EXERCISE OBJECTIVE:
Pictures are not part of the copy; repeat everything else in the records exactly.
── TASK MATERIAL
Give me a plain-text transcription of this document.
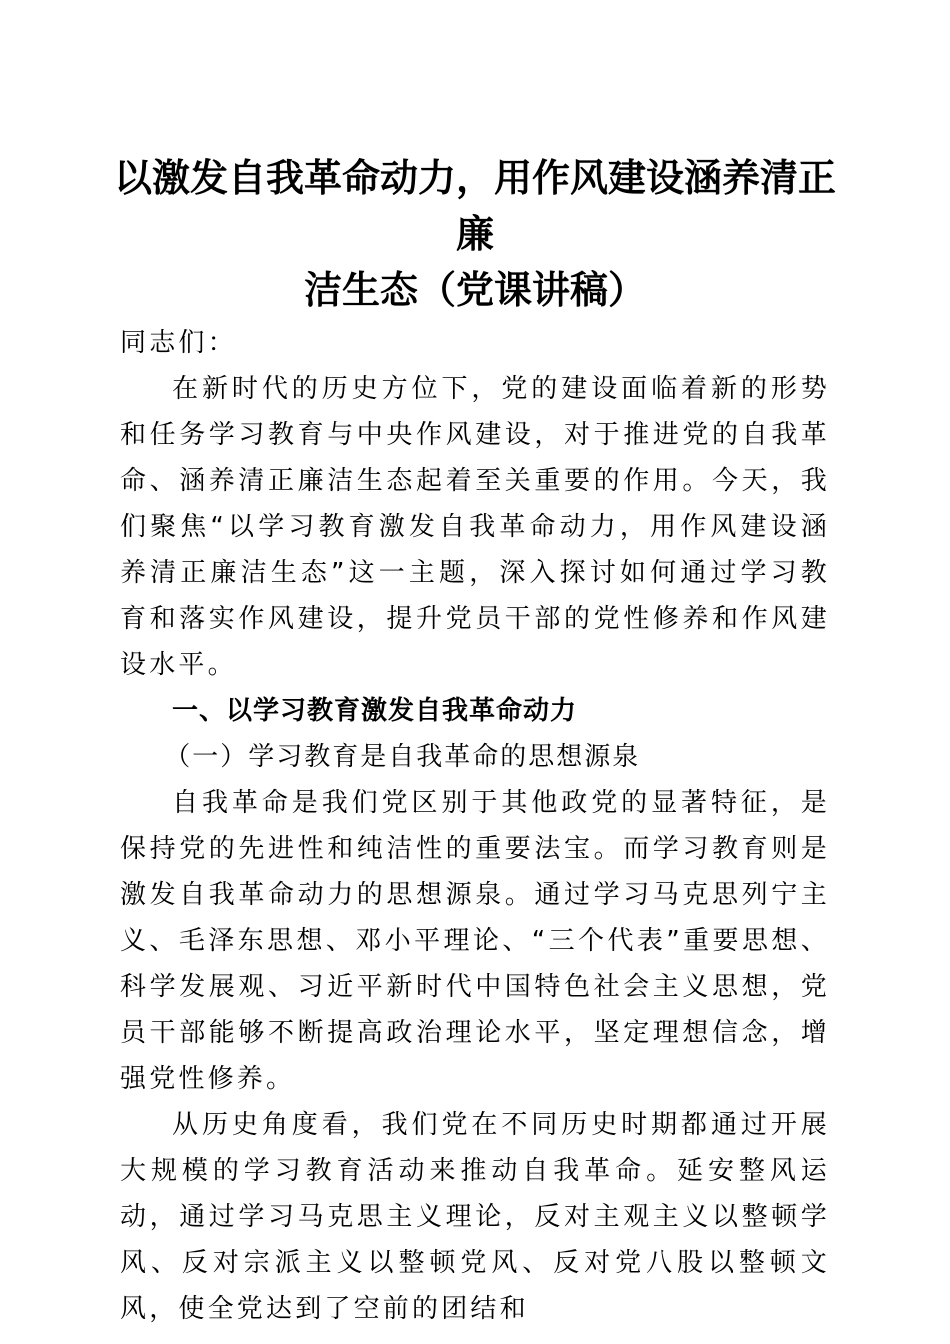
以激发自我革命动力，用作风建设涵养清正廉
洁生态（党课讲稿）

同志们：

在新时代的历史方位下，党的建设面临着新的形势和任务学习教育与中央作风建设，对于推进党的自我革命、涵养清正廉洁生态起着至关重要的作用。今天，我们聚焦“以学习教育激发自我革命动力，用作风建设涵养清正廉洁生态”这一主题，深入探讨如何通过学习教育和落实作风建设，提升党员干部的党性修养和作风建设水平。

一、以学习教育激发自我革命动力

（一）学习教育是自我革命的思想源泉

自我革命是我们党区别于其他政党的显著特征，是保持党的先进性和纯洁性的重要法宝。而学习教育则是激发自我革命动力的思想源泉。通过学习马克思列宁主义、毛泽东思想、邓小平理论、“三个代表”重要思想、科学发展观、习近平新时代中国特色社会主义思想，党员干部能够不断提高政治理论水平，坚定理想信念，增强党性修养。

从历史角度看，我们党在不同历史时期都通过开展大规模的学习教育活动来推动自我革命。延安整风运动，通过学习马克思主义理论，反对主观主义以整顿学风、反对宗派主义以整顿党风、反对党八股以整顿文风，使全党达到了空前的团结和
────
RESULT OF THE TASK:
Give me a plain-text transcription of this document.
以激发自我革命动力，用作风建设涵养清正廉
洁生态（党课讲稿）

同志们：

在新时代的历史方位下，党的建设面临着新的形势和任务学习教育与中央作风建设，对于推进党的自我革命、涵养清正廉洁生态起着至关重要的作用。今天，我们聚焦“以学习教育激发自我革命动力，用作风建设涵养清正廉洁生态”这一主题，深入探讨如何通过学习教育和落实作风建设，提升党员干部的党性修养和作风建设水平。

一、以学习教育激发自我革命动力

（一）学习教育是自我革命的思想源泉

自我革命是我们党区别于其他政党的显著特征，是保持党的先进性和纯洁性的重要法宝。而学习教育则是激发自我革命动力的思想源泉。通过学习马克思列宁主义、毛泽东思想、邓小平理论、“三个代表”重要思想、科学发展观、习近平新时代中国特色社会主义思想，党员干部能够不断提高政治理论水平，坚定理想信念，增强党性修养。

从历史角度看，我们党在不同历史时期都通过开展大规模的学习教育活动来推动自我革命。延安整风运动，通过学习马克思主义理论，反对主观主义以整顿学风、反对宗派主义以整顿党风、反对党八股以整顿文风，使全党达到了空前的团结和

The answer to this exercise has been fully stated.